(Dataset records)
——————————
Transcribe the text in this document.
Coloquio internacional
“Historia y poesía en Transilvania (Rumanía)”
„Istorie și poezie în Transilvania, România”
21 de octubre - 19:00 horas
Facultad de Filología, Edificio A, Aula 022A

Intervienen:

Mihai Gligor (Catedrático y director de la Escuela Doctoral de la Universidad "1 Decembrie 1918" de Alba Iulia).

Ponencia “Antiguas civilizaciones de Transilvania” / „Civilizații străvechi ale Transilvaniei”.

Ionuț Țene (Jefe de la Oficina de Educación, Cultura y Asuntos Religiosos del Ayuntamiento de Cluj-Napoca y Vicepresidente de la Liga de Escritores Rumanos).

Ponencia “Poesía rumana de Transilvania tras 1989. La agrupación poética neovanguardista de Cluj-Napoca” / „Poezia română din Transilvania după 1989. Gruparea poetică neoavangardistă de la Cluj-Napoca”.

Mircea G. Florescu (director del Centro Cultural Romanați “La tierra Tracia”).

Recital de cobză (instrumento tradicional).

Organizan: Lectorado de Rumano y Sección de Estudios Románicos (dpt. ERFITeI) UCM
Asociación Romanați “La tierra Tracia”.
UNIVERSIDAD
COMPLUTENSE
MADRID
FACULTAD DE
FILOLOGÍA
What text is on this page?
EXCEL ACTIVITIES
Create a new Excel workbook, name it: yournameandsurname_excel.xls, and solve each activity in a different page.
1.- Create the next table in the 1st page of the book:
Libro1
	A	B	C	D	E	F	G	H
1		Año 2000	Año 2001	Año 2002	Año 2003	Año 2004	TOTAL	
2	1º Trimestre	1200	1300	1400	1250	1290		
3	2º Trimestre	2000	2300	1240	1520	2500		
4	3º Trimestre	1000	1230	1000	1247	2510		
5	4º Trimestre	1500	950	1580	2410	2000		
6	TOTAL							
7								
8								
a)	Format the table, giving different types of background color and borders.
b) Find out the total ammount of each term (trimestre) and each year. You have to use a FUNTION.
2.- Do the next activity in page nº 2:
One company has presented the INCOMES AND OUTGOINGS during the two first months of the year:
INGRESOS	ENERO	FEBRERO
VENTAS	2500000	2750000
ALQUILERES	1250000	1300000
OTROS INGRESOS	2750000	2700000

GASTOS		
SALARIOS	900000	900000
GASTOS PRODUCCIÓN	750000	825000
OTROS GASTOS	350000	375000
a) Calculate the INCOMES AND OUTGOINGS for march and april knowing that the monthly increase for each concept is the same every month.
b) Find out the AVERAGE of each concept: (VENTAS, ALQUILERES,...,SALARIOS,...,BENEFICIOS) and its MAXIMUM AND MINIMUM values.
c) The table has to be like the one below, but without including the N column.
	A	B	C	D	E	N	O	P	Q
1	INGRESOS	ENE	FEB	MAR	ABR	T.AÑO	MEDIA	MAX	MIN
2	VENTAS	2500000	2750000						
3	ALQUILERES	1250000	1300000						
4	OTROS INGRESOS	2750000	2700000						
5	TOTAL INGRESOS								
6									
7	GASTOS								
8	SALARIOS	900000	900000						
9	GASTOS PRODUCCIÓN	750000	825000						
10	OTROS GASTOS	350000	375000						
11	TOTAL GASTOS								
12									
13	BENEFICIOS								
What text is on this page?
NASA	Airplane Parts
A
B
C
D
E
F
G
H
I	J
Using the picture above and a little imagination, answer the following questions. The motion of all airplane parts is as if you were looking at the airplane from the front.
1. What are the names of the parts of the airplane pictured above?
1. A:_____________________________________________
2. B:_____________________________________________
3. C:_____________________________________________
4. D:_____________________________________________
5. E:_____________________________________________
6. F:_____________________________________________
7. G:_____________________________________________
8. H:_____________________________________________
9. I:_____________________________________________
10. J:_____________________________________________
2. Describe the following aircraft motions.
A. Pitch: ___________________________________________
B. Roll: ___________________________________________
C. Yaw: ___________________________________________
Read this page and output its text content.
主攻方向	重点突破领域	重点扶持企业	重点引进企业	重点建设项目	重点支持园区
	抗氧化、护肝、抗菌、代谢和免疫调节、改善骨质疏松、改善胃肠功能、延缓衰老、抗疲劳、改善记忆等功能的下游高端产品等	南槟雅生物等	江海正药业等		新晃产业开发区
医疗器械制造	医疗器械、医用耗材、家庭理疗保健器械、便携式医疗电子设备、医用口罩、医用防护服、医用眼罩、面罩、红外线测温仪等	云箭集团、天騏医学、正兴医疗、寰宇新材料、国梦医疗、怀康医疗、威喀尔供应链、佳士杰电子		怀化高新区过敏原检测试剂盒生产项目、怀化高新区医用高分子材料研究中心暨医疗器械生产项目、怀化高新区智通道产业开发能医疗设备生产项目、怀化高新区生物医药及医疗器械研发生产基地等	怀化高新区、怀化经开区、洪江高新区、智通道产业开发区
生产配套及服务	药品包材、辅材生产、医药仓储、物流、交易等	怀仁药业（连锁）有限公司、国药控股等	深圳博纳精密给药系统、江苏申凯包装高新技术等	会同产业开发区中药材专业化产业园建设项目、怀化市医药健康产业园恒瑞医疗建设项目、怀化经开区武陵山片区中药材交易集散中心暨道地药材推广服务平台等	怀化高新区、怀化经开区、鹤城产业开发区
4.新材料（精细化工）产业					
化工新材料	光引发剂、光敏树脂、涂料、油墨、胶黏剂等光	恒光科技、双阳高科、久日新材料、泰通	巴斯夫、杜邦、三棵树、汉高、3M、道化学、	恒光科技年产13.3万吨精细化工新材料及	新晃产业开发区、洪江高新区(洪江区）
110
——————————
Repeat all of the records above exactly as written.

Transcribe the text in this document.
Coloquio internacional
“Historia y poesía en Transilvania (Rumanía)”
„Istorie și poezie în Transilvania, România”
21 de octubre - 19:00 horas
Facultad de Filología, Edificio A, Aula 022A

Intervienen:

Mihai Gligor (Catedrático y director de la Escuela Doctoral de la Universidad "1 Decembrie 1918" de Alba Iulia).

Ponencia “Antiguas civilizaciones de Transilvania” / „Civilizații străvechi ale Transilvaniei”.

Ionuț Țene (Jefe de la Oficina de Educación, Cultura y Asuntos Religiosos del Ayuntamiento de Cluj-Napoca y Vicepresidente de la Liga de Escritores Rumanos).

Ponencia “Poesía rumana de Transilvania tras 1989. La agrupación poética neovanguardista de Cluj-Napoca” / „Poezia română din Transilvania după 1989. Gruparea poetică neoavangardistă de la Cluj-Napoca”.

Mircea G. Florescu (director del Centro Cultural Romanați “La tierra Tracia”).

Recital de cobză (instrumento tradicional).

Organizan: Lectorado de Rumano y Sección de Estudios Románicos (dpt. ERFITeI) UCM
Asociación Romanați “La tierra Tracia”.
UNIVERSIDAD
COMPLUTENSE
MADRID
FACULTAD DE
FILOLOGÍA
What text is on this page?
EXCEL ACTIVITIES
Create a new Excel workbook, name it: yournameandsurname_excel.xls, and solve each activity in a different page.
1.- Create the next table in the 1st page of the book:
Libro1
	A	B	C	D	E	F	G	H
1		Año 2000	Año 2001	Año 2002	Año 2003	Año 2004	TOTAL	
2	1º Trimestre	1200	1300	1400	1250	1290		
3	2º Trimestre	2000	2300	1240	1520	2500		
4	3º Trimestre	1000	1230	1000	1247	2510		
5	4º Trimestre	1500	950	1580	2410	2000		
6	TOTAL							
7								
8								
a)	Format the table, giving different types of background color and borders.
b) Find out the total ammount of each term (trimestre) and each year. You have to use a FUNTION.
2.- Do the next activity in page nº 2:
One company has presented the INCOMES AND OUTGOINGS during the two first months of the year:
INGRESOS	ENERO	FEBRERO
VENTAS	2500000	2750000
ALQUILERES	1250000	1300000
OTROS INGRESOS	2750000	2700000

GASTOS		
SALARIOS	900000	900000
GASTOS PRODUCCIÓN	750000	825000
OTROS GASTOS	350000	375000
a) Calculate the INCOMES AND OUTGOINGS for march and april knowing that the monthly increase for each concept is the same every month.
b) Find out the AVERAGE of each concept: (VENTAS, ALQUILERES,...,SALARIOS,...,BENEFICIOS) and its MAXIMUM AND MINIMUM values.
c) The table has to be like the one below, but without including the N column.
	A	B	C	D	E	N	O	P	Q
1	INGRESOS	ENE	FEB	MAR	ABR	T.AÑO	MEDIA	MAX	MIN
2	VENTAS	2500000	2750000						
3	ALQUILERES	1250000	1300000						
4	OTROS INGRESOS	2750000	2700000						
5	TOTAL INGRESOS								
6									
7	GASTOS								
8	SALARIOS	900000	900000						
9	GASTOS PRODUCCIÓN	750000	825000						
10	OTROS GASTOS	350000	375000						
11	TOTAL GASTOS								
12									
13	BENEFICIOS								
What text is on this page?
NASA	Airplane Parts
A
B
C
D
E
F
G
H
I	J
Using the picture above and a little imagination, answer the following questions. The motion of all airplane parts is as if you were looking at the airplane from the front.
1. What are the names of the parts of the airplane pictured above?
1. A:_____________________________________________
2. B:_____________________________________________
3. C:_____________________________________________
4. D:_____________________________________________
5. E:_____________________________________________
6. F:_____________________________________________
7. G:_____________________________________________
8. H:_____________________________________________
9. I:_____________________________________________
10. J:_____________________________________________
2. Describe the following aircraft motions.
A. Pitch: ___________________________________________
B. Roll: ___________________________________________
C. Yaw: ___________________________________________
Read this page and output its text content.
主攻方向	重点突破领域	重点扶持企业	重点引进企业	重点建设项目	重点支持园区
	抗氧化、护肝、抗菌、代谢和免疫调节、改善骨质疏松、改善胃肠功能、延缓衰老、抗疲劳、改善记忆等功能的下游高端产品等	南槟雅生物等	江海正药业等		新晃产业开发区
医疗器械制造	医疗器械、医用耗材、家庭理疗保健器械、便携式医疗电子设备、医用口罩、医用防护服、医用眼罩、面罩、红外线测温仪等	云箭集团、天騏医学、正兴医疗、寰宇新材料、国梦医疗、怀康医疗、威喀尔供应链、佳士杰电子		怀化高新区过敏原检测试剂盒生产项目、怀化高新区医用高分子材料研究中心暨医疗器械生产项目、怀化高新区智通道产业开发能医疗设备生产项目、怀化高新区生物医药及医疗器械研发生产基地等	怀化高新区、怀化经开区、洪江高新区、智通道产业开发区
生产配套及服务	药品包材、辅材生产、医药仓储、物流、交易等	怀仁药业（连锁）有限公司、国药控股等	深圳博纳精密给药系统、江苏申凯包装高新技术等	会同产业开发区中药材专业化产业园建设项目、怀化市医药健康产业园恒瑞医疗建设项目、怀化经开区武陵山片区中药材交易集散中心暨道地药材推广服务平台等	怀化高新区、怀化经开区、鹤城产业开发区
4.新材料（精细化工）产业					
化工新材料	光引发剂、光敏树脂、涂料、油墨、胶黏剂等光	恒光科技、双阳高科、久日新材料、泰通	巴斯夫、杜邦、三棵树、汉高、3M、道化学、	恒光科技年产13.3万吨精细化工新材料及	新晃产业开发区、洪江高新区(洪江区）
110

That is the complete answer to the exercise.